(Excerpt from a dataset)
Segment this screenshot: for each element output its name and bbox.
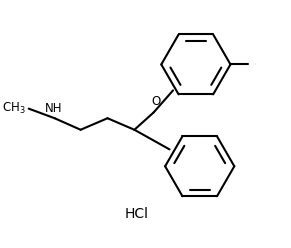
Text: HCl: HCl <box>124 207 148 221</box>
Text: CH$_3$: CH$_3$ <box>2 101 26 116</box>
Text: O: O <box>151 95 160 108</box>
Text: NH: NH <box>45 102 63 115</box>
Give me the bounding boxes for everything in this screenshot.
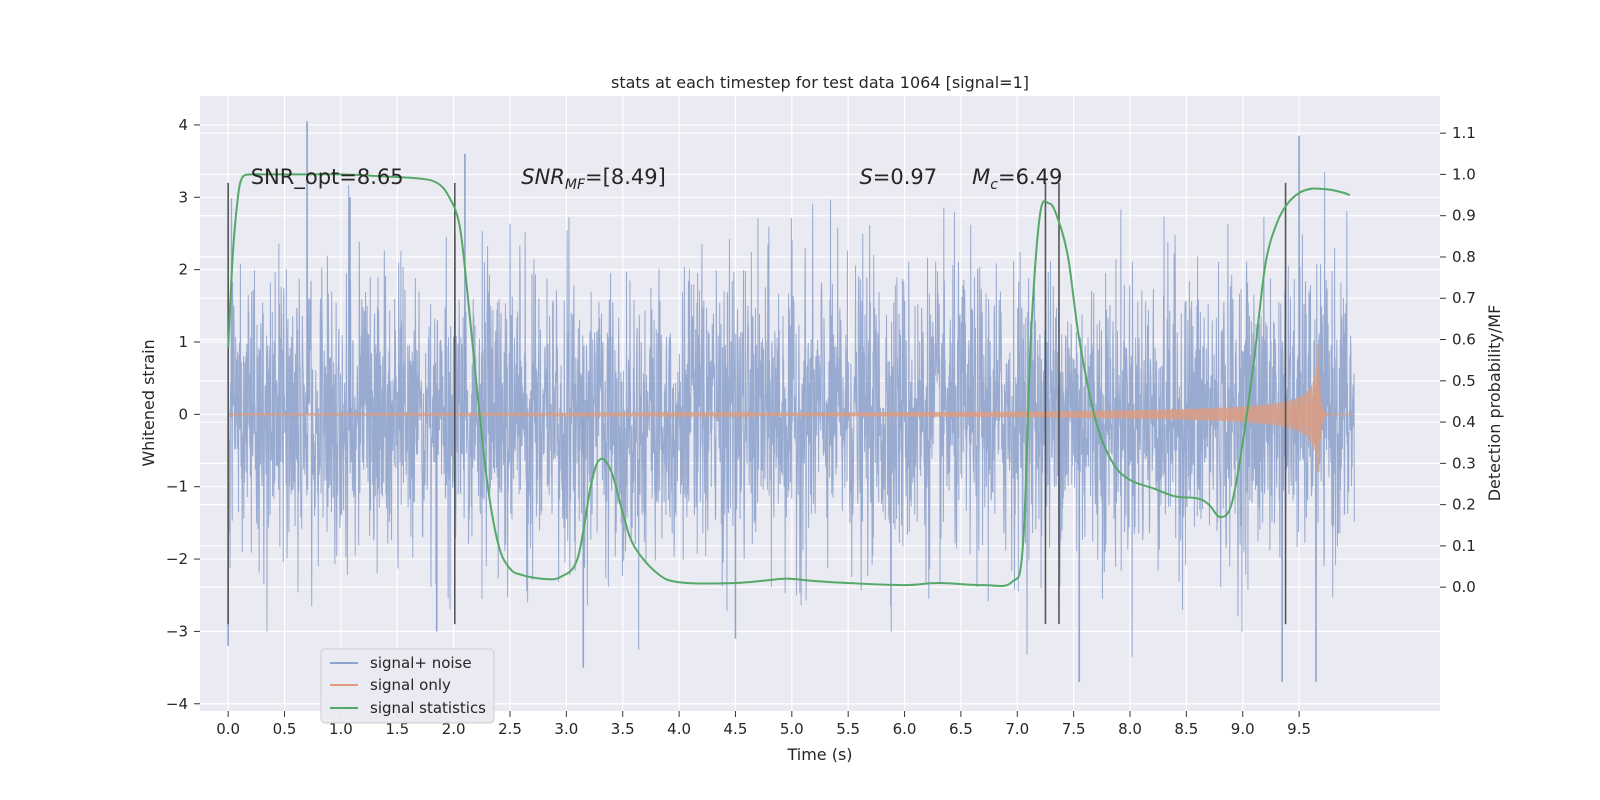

--

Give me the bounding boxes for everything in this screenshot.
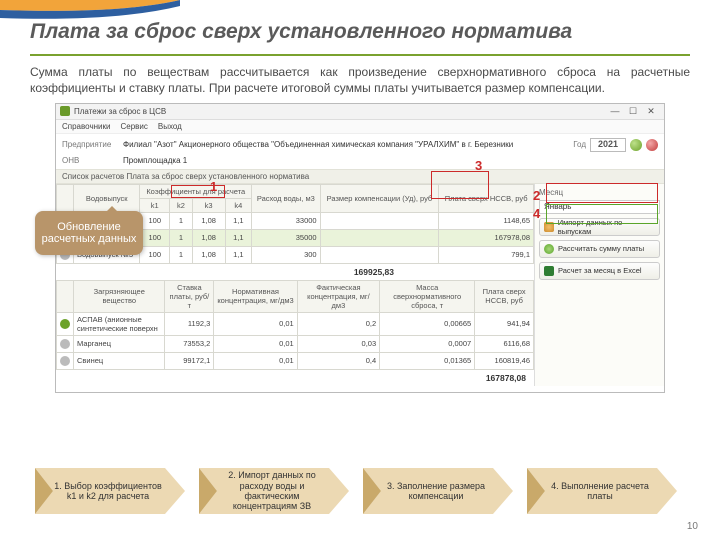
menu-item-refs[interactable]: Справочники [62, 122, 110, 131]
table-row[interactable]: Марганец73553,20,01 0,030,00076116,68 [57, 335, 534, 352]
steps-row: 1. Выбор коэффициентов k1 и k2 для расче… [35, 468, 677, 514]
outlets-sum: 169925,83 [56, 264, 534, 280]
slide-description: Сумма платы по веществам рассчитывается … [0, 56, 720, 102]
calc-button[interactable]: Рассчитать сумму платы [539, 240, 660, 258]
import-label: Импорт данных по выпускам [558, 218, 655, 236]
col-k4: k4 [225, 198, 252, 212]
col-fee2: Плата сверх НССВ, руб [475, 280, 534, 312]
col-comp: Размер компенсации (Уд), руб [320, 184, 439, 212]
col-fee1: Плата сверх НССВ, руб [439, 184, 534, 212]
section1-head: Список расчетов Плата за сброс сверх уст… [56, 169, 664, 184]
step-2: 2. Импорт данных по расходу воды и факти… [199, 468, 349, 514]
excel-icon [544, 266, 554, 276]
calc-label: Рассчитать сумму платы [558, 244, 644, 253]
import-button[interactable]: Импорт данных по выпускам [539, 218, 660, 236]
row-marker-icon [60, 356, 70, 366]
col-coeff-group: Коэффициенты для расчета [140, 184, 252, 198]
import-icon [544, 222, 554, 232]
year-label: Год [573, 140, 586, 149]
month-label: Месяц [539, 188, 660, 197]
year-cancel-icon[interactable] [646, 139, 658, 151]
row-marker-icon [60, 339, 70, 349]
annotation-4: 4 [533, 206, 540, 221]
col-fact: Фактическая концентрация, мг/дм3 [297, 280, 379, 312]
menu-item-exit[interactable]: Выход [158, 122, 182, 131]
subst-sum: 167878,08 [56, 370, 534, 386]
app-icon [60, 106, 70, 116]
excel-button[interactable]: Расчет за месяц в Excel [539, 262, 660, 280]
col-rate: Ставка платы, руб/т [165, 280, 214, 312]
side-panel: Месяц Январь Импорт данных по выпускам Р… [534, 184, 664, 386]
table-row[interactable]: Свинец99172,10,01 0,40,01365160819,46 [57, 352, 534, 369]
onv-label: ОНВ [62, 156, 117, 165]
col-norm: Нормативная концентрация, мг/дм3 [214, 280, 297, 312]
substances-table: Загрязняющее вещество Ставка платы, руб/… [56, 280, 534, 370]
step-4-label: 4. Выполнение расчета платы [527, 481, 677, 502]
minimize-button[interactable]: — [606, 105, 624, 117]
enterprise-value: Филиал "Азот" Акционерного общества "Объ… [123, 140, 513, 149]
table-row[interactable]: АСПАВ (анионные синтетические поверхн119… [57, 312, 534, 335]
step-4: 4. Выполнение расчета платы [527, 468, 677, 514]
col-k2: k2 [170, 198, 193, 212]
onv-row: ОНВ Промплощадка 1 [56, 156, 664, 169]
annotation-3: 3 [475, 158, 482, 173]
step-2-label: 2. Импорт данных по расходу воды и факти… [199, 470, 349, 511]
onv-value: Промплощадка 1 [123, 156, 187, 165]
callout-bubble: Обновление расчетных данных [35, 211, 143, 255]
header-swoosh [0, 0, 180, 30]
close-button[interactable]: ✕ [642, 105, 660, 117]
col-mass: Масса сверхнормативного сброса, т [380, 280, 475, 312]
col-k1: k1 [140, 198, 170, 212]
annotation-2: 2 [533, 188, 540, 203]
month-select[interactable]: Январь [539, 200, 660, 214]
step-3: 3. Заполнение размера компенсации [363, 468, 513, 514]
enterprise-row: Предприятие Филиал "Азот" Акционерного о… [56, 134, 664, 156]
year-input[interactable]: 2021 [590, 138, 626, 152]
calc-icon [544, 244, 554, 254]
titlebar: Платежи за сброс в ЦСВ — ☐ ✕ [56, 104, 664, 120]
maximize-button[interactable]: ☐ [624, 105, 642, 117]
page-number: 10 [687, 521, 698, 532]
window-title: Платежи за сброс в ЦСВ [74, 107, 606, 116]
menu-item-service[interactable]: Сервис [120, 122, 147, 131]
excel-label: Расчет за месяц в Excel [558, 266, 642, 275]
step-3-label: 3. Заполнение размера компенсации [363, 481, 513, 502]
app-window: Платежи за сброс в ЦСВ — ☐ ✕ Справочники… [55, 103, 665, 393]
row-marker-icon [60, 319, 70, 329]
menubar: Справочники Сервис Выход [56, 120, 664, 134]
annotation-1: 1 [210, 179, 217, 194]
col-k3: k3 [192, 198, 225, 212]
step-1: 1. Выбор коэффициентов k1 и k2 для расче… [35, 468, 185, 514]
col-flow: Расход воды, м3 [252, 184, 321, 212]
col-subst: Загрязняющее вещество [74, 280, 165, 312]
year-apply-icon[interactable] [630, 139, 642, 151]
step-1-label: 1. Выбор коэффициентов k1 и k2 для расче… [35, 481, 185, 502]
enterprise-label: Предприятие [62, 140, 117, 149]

● EXERCISE REQUIREMENTS
Which lines in the entries above contain the string "Импорт", with case counting? Select each of those lines and copy it.

● EXERCISE SOLUTION
import-label: Импорт данных по выпускам [558, 218, 655, 236]
step-2: 2. Импорт данных по расходу воды и факти… [199, 468, 349, 514]
import-button[interactable]: Импорт данных по выпускам [539, 218, 660, 236]
side-panel: Месяц Январь Импорт данных по выпускам Р… [534, 184, 664, 386]
step-2-label: 2. Импорт данных по расходу воды и факти… [199, 470, 349, 511]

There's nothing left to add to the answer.